BEGIN Dataset records

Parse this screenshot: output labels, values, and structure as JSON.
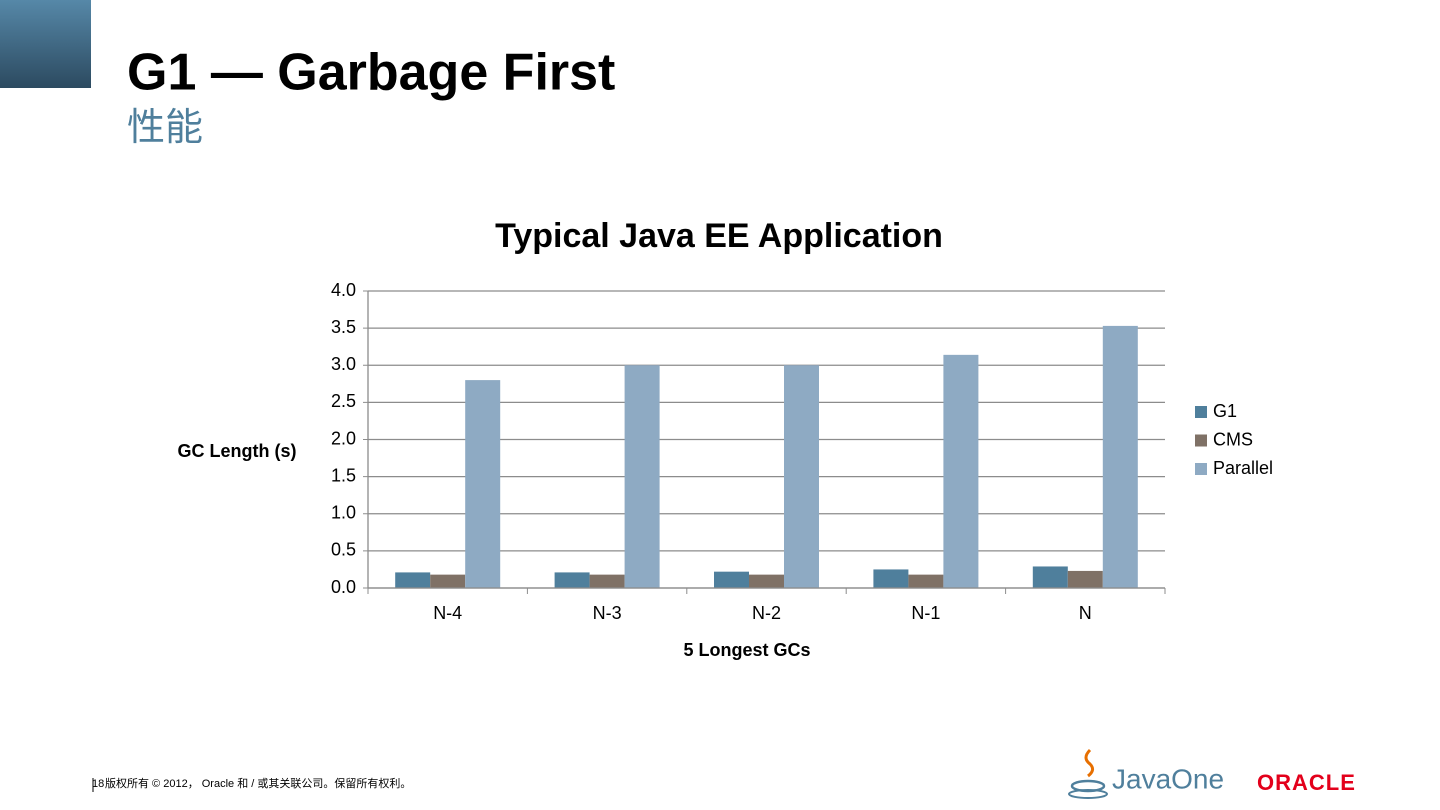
{
  "slide": {
    "title": "G1 — Garbage First",
    "subtitle": "性能",
    "page_number": "18",
    "footer": "版权所有 © 2012， Oracle 和 / 或其关联公司。保留所有权利。",
    "logos": [
      "JavaOne",
      "ORACLE"
    ]
  },
  "chart_data": {
    "type": "bar",
    "title": "Typical Java EE Application",
    "x_label": "5 Longest GCs",
    "y_label": "GC Length (s)",
    "categories": [
      "N-4",
      "N-3",
      "N-2",
      "N-1",
      "N"
    ],
    "series": [
      {
        "name": "G1",
        "color": "#4f7f9c",
        "values": [
          0.21,
          0.21,
          0.22,
          0.25,
          0.29
        ]
      },
      {
        "name": "CMS",
        "color": "#7f7166",
        "values": [
          0.18,
          0.18,
          0.18,
          0.18,
          0.23
        ]
      },
      {
        "name": "Parallel",
        "color": "#8eaac3",
        "values": [
          2.8,
          3.0,
          3.0,
          3.14,
          3.53
        ]
      }
    ],
    "ylim": [
      0,
      4
    ],
    "yticks": [
      {
        "value": 0,
        "label": "0.0"
      },
      0.5,
      {
        "value": 1,
        "label": "1.0"
      },
      1.5,
      {
        "value": 2,
        "label": "2.0"
      },
      2.5,
      {
        "value": 3,
        "label": "3.0"
      },
      3.5,
      {
        "value": 4,
        "label": "4.0"
      }
    ],
    "grid": true,
    "legend": "right"
  }
}
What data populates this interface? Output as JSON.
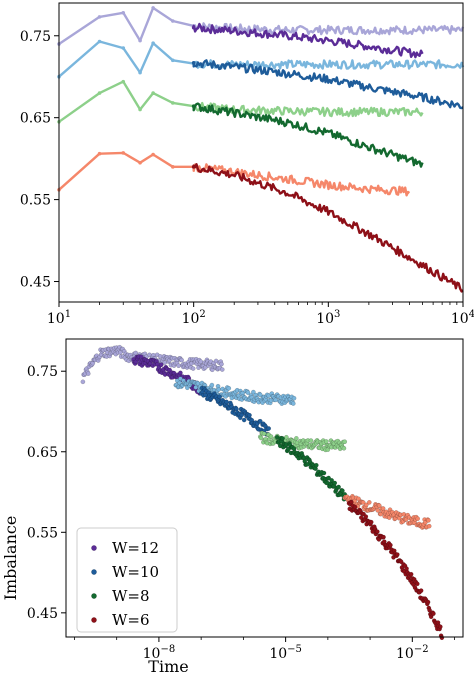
{
  "chart_data": [
    {
      "type": "line",
      "title": "",
      "xlabel": "",
      "ylabel": "",
      "xscale": "log",
      "xlim": [
        10,
        10000
      ],
      "ylim": [
        0.425,
        0.79
      ],
      "x_ticks": [
        {
          "value": 10,
          "base": "10",
          "exp": "1"
        },
        {
          "value": 100,
          "base": "10",
          "exp": "2"
        },
        {
          "value": 1000,
          "base": "10",
          "exp": "3"
        },
        {
          "value": 10000,
          "base": "10",
          "exp": "4"
        }
      ],
      "y_ticks": [
        {
          "value": 0.75,
          "label": "0.75"
        },
        {
          "value": 0.65,
          "label": "0.65"
        },
        {
          "value": 0.55,
          "label": "0.55"
        },
        {
          "value": 0.45,
          "label": "0.45"
        }
      ],
      "grid": false,
      "series": [
        {
          "color": "#a9a6d8",
          "x": [
            10,
            20,
            30,
            40,
            50,
            70,
            100,
            200,
            500,
            1000,
            2000,
            5000,
            10000
          ],
          "y": [
            0.74,
            0.773,
            0.778,
            0.744,
            0.784,
            0.768,
            0.762,
            0.759,
            0.757,
            0.757,
            0.757,
            0.757,
            0.757
          ]
        },
        {
          "color": "#5b2c97",
          "x": [
            100,
            200,
            500,
            1000,
            2000,
            5000
          ],
          "y": [
            0.76,
            0.756,
            0.75,
            0.744,
            0.737,
            0.727
          ]
        },
        {
          "color": "#7ab6dd",
          "x": [
            10,
            20,
            30,
            40,
            50,
            70,
            100,
            200,
            500,
            1000,
            2000,
            5000,
            10000
          ],
          "y": [
            0.7,
            0.743,
            0.735,
            0.705,
            0.741,
            0.72,
            0.716,
            0.715,
            0.715,
            0.715,
            0.715,
            0.715,
            0.715
          ]
        },
        {
          "color": "#1e5c9a",
          "x": [
            100,
            200,
            500,
            1000,
            2000,
            5000,
            10000
          ],
          "y": [
            0.717,
            0.712,
            0.704,
            0.697,
            0.687,
            0.675,
            0.664
          ]
        },
        {
          "color": "#8dd08a",
          "x": [
            10,
            20,
            30,
            40,
            50,
            70,
            100,
            200,
            500,
            1000,
            2000,
            5000
          ],
          "y": [
            0.645,
            0.68,
            0.694,
            0.66,
            0.68,
            0.668,
            0.664,
            0.66,
            0.658,
            0.657,
            0.657,
            0.657
          ]
        },
        {
          "color": "#13692f",
          "x": [
            100,
            200,
            500,
            1000,
            2000,
            5000
          ],
          "y": [
            0.664,
            0.656,
            0.644,
            0.631,
            0.614,
            0.593
          ]
        },
        {
          "color": "#f5876a",
          "x": [
            10,
            20,
            30,
            40,
            50,
            70,
            100,
            200,
            500,
            1000,
            2000,
            4000
          ],
          "y": [
            0.562,
            0.606,
            0.607,
            0.595,
            0.605,
            0.59,
            0.59,
            0.584,
            0.575,
            0.568,
            0.563,
            0.56
          ]
        },
        {
          "color": "#8e1018",
          "x": [
            100,
            200,
            500,
            1000,
            2000,
            5000,
            10000
          ],
          "y": [
            0.59,
            0.58,
            0.558,
            0.535,
            0.508,
            0.47,
            0.44
          ]
        }
      ]
    },
    {
      "type": "scatter",
      "title": "",
      "xlabel": "Time",
      "ylabel": "Imbalance",
      "xscale": "log",
      "xlim": [
        -10.2,
        -0.8
      ],
      "ylim": [
        0.42,
        0.79
      ],
      "x_ticks": [
        {
          "value": -8,
          "base": "10",
          "exp": "−8"
        },
        {
          "value": -5,
          "base": "10",
          "exp": "−5"
        },
        {
          "value": -2,
          "base": "10",
          "exp": "−2"
        }
      ],
      "y_ticks": [
        {
          "value": 0.75,
          "label": "0.75"
        },
        {
          "value": 0.65,
          "label": "0.65"
        },
        {
          "value": 0.55,
          "label": "0.55"
        },
        {
          "value": 0.45,
          "label": "0.45"
        }
      ],
      "grid": false,
      "legend": "bottom-left",
      "series": [
        {
          "name": "W=12",
          "color": "#a9a6d8",
          "x": [
            -9.8,
            -9.4,
            -9.0,
            -8.7,
            -8.3,
            -8.0,
            -7.7,
            -7.4,
            -7.1,
            -6.8,
            -6.5
          ],
          "y": [
            0.742,
            0.772,
            0.776,
            0.768,
            0.767,
            0.764,
            0.762,
            0.76,
            0.759,
            0.758,
            0.757
          ]
        },
        {
          "name": "W=12",
          "color": "#5b2c97",
          "x": [
            -8.6,
            -8.2,
            -7.9,
            -7.6,
            -7.3,
            -7.0
          ],
          "y": [
            0.765,
            0.76,
            0.753,
            0.745,
            0.737,
            0.727
          ]
        },
        {
          "name": "W=10",
          "color": "#7ab6dd",
          "x": [
            -7.6,
            -7.2,
            -6.8,
            -6.4,
            -6.0,
            -5.6,
            -5.2,
            -4.8
          ],
          "y": [
            0.736,
            0.733,
            0.728,
            0.724,
            0.72,
            0.717,
            0.716,
            0.715
          ]
        },
        {
          "name": "W=10",
          "color": "#1e5c9a",
          "x": [
            -7.0,
            -6.6,
            -6.2,
            -5.8,
            -5.4
          ],
          "y": [
            0.725,
            0.714,
            0.702,
            0.689,
            0.675
          ]
        },
        {
          "name": "W=8",
          "color": "#8dd08a",
          "x": [
            -5.6,
            -5.2,
            -4.8,
            -4.4,
            -4.0,
            -3.6
          ],
          "y": [
            0.668,
            0.664,
            0.661,
            0.659,
            0.658,
            0.657
          ]
        },
        {
          "name": "W=8",
          "color": "#13692f",
          "x": [
            -5.2,
            -4.8,
            -4.4,
            -4.0,
            -3.6
          ],
          "y": [
            0.665,
            0.651,
            0.634,
            0.614,
            0.593
          ]
        },
        {
          "name": "W=6",
          "color": "#f5876a",
          "x": [
            -3.6,
            -3.2,
            -2.8,
            -2.4,
            -2.0,
            -1.6
          ],
          "y": [
            0.593,
            0.585,
            0.578,
            0.57,
            0.564,
            0.56
          ]
        },
        {
          "name": "W=6",
          "color": "#8e1018",
          "x": [
            -3.5,
            -3.0,
            -2.5,
            -2.0,
            -1.6,
            -1.3
          ],
          "y": [
            0.585,
            0.56,
            0.528,
            0.491,
            0.455,
            0.425
          ]
        }
      ],
      "legend_entries": [
        {
          "label": "W=12",
          "color": "#5b2c97"
        },
        {
          "label": "W=10",
          "color": "#1e5c9a"
        },
        {
          "label": "W=8",
          "color": "#13692f"
        },
        {
          "label": "W=6",
          "color": "#8e1018"
        }
      ]
    }
  ]
}
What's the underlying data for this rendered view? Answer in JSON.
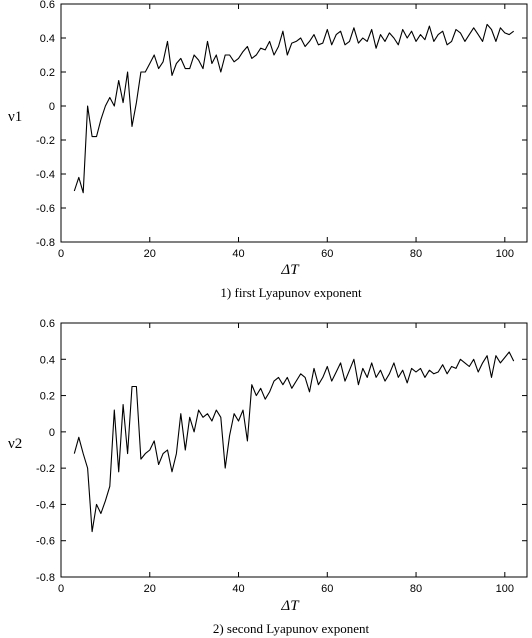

END Dataset records

Find the lines holding "this" and list every one.

Parse this screenshot: output labels, values, and structure as JSON.
What data populates this interface? Output as JSON.
What's the underlying data for this rendered view? Answer in JSON.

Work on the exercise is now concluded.